• [HOW TO COMPLETE THIS TASK] Copy each line of the data that has "rest" in it.

• [SUPPLIED MATERIAL]
──────────────────────────────
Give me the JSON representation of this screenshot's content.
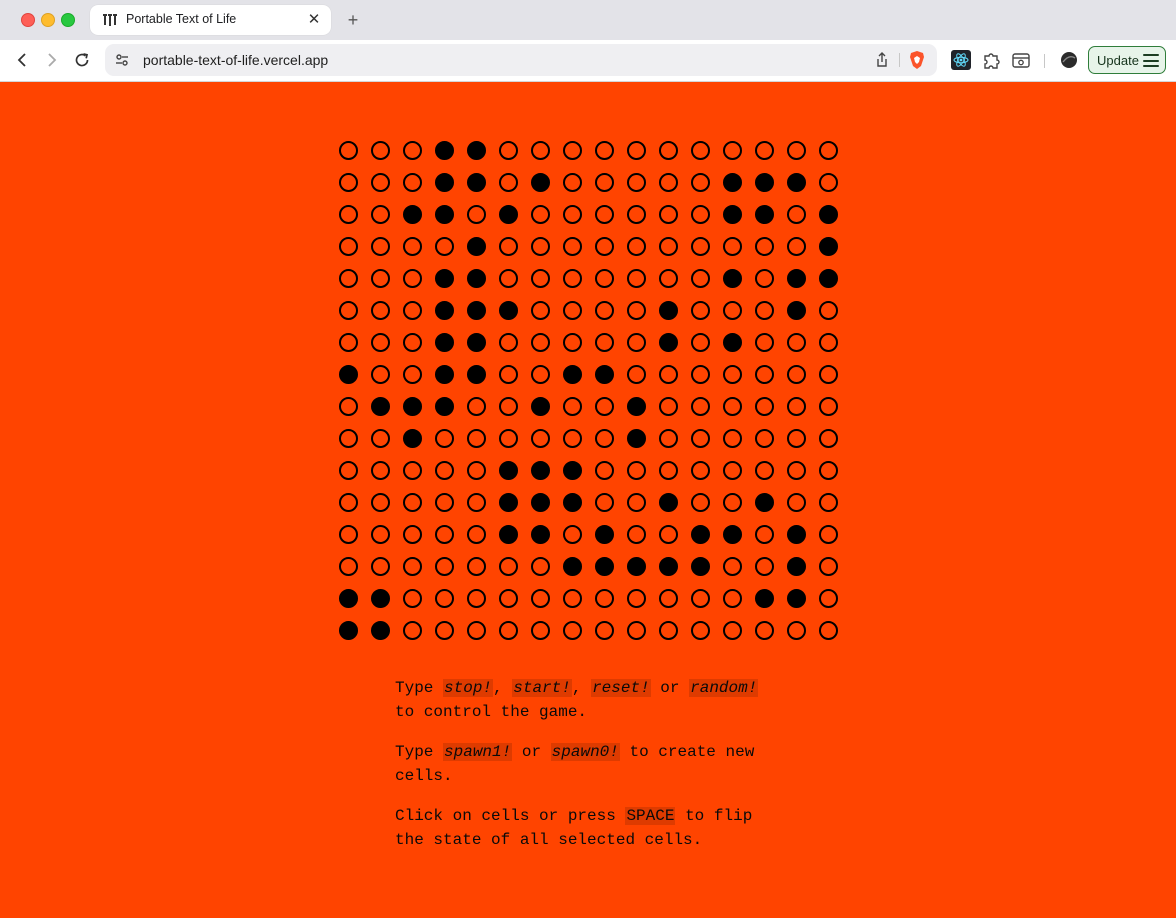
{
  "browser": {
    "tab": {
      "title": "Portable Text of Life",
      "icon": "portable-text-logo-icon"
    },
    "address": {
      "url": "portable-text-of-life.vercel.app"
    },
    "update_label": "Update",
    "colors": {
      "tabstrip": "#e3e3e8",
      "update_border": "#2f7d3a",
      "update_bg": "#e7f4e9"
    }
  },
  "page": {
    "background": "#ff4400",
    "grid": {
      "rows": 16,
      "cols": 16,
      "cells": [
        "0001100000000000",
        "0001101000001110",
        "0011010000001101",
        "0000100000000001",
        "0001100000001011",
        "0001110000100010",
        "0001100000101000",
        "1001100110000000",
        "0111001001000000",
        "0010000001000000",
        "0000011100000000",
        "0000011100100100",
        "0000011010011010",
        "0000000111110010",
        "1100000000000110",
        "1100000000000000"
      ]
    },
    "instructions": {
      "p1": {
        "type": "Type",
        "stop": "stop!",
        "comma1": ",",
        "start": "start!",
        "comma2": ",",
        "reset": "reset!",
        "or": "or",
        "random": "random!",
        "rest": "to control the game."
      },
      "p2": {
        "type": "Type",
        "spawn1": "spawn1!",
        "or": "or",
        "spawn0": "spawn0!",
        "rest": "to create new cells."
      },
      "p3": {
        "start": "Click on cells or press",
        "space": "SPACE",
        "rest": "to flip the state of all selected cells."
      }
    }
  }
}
──────────────────────────────
• [EXPECTED ANSWER]
        "rest": "to control the game."
        "rest": "to create new cells."
        "rest": "to flip the state of all selected cells."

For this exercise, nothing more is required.